WRITTEN EXERCISE.
Reproduce every entry exactly.

DATA.
----

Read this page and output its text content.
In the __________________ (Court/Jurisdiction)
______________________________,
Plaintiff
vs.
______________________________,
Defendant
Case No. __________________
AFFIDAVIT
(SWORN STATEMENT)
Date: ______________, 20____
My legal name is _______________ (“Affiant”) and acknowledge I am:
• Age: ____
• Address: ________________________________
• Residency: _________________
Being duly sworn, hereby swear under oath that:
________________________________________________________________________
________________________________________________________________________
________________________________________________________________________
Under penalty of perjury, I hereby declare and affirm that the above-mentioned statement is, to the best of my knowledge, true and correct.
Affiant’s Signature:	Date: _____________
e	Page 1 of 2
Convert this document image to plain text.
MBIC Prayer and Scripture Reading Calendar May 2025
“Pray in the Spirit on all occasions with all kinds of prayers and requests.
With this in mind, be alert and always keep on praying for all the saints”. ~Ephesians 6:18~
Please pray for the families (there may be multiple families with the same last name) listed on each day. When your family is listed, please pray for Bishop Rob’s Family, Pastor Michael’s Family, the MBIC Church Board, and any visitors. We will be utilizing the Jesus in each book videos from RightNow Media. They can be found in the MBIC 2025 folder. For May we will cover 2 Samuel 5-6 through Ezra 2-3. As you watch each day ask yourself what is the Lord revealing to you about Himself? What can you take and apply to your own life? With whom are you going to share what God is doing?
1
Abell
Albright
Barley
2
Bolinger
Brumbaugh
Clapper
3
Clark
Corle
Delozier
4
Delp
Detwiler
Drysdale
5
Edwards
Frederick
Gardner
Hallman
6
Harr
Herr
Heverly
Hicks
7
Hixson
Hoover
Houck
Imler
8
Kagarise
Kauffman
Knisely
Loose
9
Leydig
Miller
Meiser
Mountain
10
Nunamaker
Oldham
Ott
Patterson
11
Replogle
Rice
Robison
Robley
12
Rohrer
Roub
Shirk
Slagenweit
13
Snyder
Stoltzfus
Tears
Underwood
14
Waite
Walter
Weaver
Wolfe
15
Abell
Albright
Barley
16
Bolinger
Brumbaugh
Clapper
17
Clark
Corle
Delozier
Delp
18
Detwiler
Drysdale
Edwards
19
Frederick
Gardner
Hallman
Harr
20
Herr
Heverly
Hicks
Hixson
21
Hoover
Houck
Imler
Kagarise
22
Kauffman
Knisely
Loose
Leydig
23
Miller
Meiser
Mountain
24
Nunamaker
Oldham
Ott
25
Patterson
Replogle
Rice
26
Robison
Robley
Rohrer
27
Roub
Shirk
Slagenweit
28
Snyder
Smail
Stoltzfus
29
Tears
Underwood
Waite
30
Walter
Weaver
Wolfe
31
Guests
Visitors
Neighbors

----

SOLUTION TO THE EXERCISE.
Read this page and output its text content.
In the __________________ (Court/Jurisdiction)
______________________________,
Plaintiff
vs.
______________________________,
Defendant
Case No. __________________
AFFIDAVIT
(SWORN STATEMENT)
Date: ______________, 20____
My legal name is _______________ (“Affiant”) and acknowledge I am:
• Age: ____
• Address: ________________________________
• Residency: _________________
Being duly sworn, hereby swear under oath that:
________________________________________________________________________
________________________________________________________________________
________________________________________________________________________
Under penalty of perjury, I hereby declare and affirm that the above-mentioned statement is, to the best of my knowledge, true and correct.
Affiant’s Signature:	Date: _____________
e	Page 1 of 2
Convert this document image to plain text.
MBIC Prayer and Scripture Reading Calendar May 2025
“Pray in the Spirit on all occasions with all kinds of prayers and requests.
With this in mind, be alert and always keep on praying for all the saints”. ~Ephesians 6:18~
Please pray for the families (there may be multiple families with the same last name) listed on each day. When your family is listed, please pray for Bishop Rob’s Family, Pastor Michael’s Family, the MBIC Church Board, and any visitors. We will be utilizing the Jesus in each book videos from RightNow Media. They can be found in the MBIC 2025 folder. For May we will cover 2 Samuel 5-6 through Ezra 2-3. As you watch each day ask yourself what is the Lord revealing to you about Himself? What can you take and apply to your own life? With whom are you going to share what God is doing?
1
Abell
Albright
Barley
2
Bolinger
Brumbaugh
Clapper
3
Clark
Corle
Delozier
4
Delp
Detwiler
Drysdale
5
Edwards
Frederick
Gardner
Hallman
6
Harr
Herr
Heverly
Hicks
7
Hixson
Hoover
Houck
Imler
8
Kagarise
Kauffman
Knisely
Loose
9
Leydig
Miller
Meiser
Mountain
10
Nunamaker
Oldham
Ott
Patterson
11
Replogle
Rice
Robison
Robley
12
Rohrer
Roub
Shirk
Slagenweit
13
Snyder
Stoltzfus
Tears
Underwood
14
Waite
Walter
Weaver
Wolfe
15
Abell
Albright
Barley
16
Bolinger
Brumbaugh
Clapper
17
Clark
Corle
Delozier
Delp
18
Detwiler
Drysdale
Edwards
19
Frederick
Gardner
Hallman
Harr
20
Herr
Heverly
Hicks
Hixson
21
Hoover
Houck
Imler
Kagarise
22
Kauffman
Knisely
Loose
Leydig
23
Miller
Meiser
Mountain
24
Nunamaker
Oldham
Ott
25
Patterson
Replogle
Rice
26
Robison
Robley
Rohrer
27
Roub
Shirk
Slagenweit
28
Snyder
Smail
Stoltzfus
29
Tears
Underwood
Waite
30
Walter
Weaver
Wolfe
31
Guests
Visitors
Neighbors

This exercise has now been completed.